GIVEN TASK: Wherever the string "βιολογικά" occurs in a line of these records, report that line.

MATERIAL SUPPLIED:
(begin)
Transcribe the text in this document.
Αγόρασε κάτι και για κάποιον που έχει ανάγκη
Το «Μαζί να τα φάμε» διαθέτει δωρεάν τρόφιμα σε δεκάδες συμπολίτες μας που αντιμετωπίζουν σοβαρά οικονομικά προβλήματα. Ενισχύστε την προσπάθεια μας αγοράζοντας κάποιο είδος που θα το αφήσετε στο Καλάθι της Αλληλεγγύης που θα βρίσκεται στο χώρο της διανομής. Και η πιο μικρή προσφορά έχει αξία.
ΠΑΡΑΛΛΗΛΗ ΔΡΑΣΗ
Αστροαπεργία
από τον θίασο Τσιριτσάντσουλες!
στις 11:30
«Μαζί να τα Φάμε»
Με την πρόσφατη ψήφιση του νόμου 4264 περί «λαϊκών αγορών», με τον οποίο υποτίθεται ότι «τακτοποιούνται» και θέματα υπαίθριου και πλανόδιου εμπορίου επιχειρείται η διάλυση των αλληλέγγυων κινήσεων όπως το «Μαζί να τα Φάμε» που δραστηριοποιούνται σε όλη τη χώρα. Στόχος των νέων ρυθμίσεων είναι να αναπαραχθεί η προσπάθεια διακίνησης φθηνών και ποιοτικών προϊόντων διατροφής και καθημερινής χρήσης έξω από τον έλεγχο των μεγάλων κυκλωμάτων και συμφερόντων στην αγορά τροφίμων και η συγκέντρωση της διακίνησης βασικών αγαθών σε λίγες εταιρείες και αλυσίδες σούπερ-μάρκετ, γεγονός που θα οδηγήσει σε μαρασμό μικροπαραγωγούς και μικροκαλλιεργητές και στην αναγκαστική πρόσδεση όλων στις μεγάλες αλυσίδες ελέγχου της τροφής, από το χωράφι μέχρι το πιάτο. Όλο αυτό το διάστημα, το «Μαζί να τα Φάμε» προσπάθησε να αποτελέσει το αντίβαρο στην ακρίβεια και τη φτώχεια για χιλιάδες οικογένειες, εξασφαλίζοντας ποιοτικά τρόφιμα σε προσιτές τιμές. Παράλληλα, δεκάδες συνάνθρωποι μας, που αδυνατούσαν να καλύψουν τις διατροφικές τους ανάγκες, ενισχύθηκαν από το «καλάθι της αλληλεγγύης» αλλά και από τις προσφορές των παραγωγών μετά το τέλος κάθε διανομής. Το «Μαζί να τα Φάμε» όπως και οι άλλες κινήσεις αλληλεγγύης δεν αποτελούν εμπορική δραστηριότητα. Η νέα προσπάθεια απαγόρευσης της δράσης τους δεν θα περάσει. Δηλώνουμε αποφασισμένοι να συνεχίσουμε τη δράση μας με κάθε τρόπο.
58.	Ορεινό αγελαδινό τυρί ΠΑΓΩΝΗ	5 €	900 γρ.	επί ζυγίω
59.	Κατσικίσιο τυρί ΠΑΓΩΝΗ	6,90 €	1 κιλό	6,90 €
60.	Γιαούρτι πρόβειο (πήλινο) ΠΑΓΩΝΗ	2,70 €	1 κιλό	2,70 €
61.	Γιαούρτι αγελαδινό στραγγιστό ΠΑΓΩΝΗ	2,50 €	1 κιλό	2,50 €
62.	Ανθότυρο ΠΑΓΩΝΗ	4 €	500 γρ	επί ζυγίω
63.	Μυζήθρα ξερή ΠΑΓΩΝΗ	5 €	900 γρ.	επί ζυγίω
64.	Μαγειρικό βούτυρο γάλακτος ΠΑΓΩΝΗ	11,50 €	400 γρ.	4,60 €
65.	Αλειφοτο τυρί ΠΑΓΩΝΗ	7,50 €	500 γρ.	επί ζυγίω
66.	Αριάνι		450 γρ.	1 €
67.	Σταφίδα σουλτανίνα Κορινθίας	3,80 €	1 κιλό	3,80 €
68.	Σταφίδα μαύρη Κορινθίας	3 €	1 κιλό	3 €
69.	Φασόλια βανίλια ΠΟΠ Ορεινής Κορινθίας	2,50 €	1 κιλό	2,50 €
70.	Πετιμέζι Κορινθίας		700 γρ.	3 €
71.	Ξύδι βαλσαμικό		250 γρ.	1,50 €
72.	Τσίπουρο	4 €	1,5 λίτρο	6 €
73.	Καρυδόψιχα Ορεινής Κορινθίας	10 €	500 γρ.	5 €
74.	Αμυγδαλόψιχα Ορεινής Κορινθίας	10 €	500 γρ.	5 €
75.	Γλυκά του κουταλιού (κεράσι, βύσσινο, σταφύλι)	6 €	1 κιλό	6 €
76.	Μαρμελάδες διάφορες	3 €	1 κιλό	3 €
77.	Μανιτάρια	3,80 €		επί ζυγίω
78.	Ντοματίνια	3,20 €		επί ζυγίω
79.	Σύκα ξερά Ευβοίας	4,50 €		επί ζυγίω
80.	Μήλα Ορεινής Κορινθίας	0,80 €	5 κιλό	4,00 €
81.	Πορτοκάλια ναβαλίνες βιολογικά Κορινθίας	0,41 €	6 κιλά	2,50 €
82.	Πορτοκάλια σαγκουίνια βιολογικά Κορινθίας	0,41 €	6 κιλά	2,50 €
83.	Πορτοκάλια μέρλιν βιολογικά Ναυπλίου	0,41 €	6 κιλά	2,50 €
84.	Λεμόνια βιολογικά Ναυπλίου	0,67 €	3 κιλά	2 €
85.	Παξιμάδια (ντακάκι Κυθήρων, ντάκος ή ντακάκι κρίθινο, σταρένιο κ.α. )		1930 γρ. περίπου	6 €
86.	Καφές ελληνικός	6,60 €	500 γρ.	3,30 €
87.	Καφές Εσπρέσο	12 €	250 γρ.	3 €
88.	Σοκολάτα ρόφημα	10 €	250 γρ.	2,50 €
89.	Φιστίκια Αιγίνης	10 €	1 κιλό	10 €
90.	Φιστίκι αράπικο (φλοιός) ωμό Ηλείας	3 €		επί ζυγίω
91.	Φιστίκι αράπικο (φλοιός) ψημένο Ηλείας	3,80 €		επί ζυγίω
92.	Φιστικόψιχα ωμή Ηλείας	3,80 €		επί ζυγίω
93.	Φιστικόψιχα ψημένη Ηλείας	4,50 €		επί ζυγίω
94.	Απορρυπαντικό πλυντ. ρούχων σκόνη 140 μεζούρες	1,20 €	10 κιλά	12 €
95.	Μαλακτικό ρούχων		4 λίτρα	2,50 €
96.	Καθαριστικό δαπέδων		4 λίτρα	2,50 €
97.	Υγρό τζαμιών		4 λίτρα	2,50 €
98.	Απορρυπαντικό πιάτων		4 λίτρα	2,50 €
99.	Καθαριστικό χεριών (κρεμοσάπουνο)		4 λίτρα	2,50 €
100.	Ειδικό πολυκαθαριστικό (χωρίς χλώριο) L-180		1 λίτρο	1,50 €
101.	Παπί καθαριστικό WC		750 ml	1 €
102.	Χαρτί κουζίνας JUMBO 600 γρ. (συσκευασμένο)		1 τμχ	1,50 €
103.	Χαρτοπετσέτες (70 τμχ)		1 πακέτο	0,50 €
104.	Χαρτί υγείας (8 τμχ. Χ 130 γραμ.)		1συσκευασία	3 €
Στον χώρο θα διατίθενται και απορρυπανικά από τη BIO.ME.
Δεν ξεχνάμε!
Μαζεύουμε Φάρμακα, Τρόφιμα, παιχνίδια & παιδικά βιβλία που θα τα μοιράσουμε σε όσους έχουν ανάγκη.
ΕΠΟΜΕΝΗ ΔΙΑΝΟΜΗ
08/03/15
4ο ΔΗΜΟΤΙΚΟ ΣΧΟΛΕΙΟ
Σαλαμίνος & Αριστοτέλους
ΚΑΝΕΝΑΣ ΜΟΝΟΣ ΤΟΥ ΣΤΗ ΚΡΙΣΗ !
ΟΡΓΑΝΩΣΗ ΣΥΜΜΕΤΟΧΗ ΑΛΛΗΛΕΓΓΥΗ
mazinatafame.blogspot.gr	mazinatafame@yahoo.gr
(end)
THE COMPLETED TASK:
81.	Πορτοκάλια ναβαλίνες βιολογικά Κορινθίας	0,41 €	6 κιλά	2,50 €
82.	Πορτοκάλια σαγκουίνια βιολογικά Κορινθίας	0,41 €	6 κιλά	2,50 €
83.	Πορτοκάλια μέρλιν βιολογικά Ναυπλίου	0,41 €	6 κιλά	2,50 €
84.	Λεμόνια βιολογικά Ναυπλίου	0,67 €	3 κιλά	2 €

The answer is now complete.